**Given problem**: Would you restate all the data that follows, word for word?

-- begin --

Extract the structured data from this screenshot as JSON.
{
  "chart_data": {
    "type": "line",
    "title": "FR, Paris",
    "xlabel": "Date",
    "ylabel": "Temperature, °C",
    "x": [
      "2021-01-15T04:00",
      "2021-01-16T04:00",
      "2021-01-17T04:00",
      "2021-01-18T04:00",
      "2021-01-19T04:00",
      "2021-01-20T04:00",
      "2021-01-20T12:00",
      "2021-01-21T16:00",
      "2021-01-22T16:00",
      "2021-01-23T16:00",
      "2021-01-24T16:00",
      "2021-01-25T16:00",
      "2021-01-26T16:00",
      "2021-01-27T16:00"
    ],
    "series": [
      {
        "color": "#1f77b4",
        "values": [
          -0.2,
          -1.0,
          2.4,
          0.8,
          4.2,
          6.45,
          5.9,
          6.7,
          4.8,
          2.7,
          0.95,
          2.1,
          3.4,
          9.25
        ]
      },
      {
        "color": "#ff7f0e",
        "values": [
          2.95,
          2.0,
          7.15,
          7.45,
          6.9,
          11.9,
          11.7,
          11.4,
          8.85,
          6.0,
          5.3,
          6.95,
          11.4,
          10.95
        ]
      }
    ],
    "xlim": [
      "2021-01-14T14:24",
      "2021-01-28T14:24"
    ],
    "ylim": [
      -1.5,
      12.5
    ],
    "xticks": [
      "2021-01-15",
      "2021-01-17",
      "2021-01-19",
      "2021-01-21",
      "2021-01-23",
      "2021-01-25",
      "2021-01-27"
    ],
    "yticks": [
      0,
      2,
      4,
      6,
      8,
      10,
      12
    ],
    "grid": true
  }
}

-- end --

**Result of this task**:
Extract the structured data from this screenshot as JSON.
{
  "chart_data": {
    "type": "line",
    "title": "FR, Paris",
    "xlabel": "Date",
    "ylabel": "Temperature, °C",
    "x": [
      "2021-01-15T04:00",
      "2021-01-16T04:00",
      "2021-01-17T04:00",
      "2021-01-18T04:00",
      "2021-01-19T04:00",
      "2021-01-20T04:00",
      "2021-01-20T12:00",
      "2021-01-21T16:00",
      "2021-01-22T16:00",
      "2021-01-23T16:00",
      "2021-01-24T16:00",
      "2021-01-25T16:00",
      "2021-01-26T16:00",
      "2021-01-27T16:00"
    ],
    "series": [
      {
        "color": "#1f77b4",
        "values": [
          -0.2,
          -1.0,
          2.4,
          0.8,
          4.2,
          6.45,
          5.9,
          6.7,
          4.8,
          2.7,
          0.95,
          2.1,
          3.4,
          9.25
        ]
      },
      {
        "color": "#ff7f0e",
        "values": [
          2.95,
          2.0,
          7.15,
          7.45,
          6.9,
          11.9,
          11.7,
          11.4,
          8.85,
          6.0,
          5.3,
          6.95,
          11.4,
          10.95
        ]
      }
    ],
    "xlim": [
      "2021-01-14T14:24",
      "2021-01-28T14:24"
    ],
    "ylim": [
      -1.5,
      12.5
    ],
    "xticks": [
      "2021-01-15",
      "2021-01-17",
      "2021-01-19",
      "2021-01-21",
      "2021-01-23",
      "2021-01-25",
      "2021-01-27"
    ],
    "yticks": [
      0,
      2,
      4,
      6,
      8,
      10,
      12
    ],
    "grid": true
  }
}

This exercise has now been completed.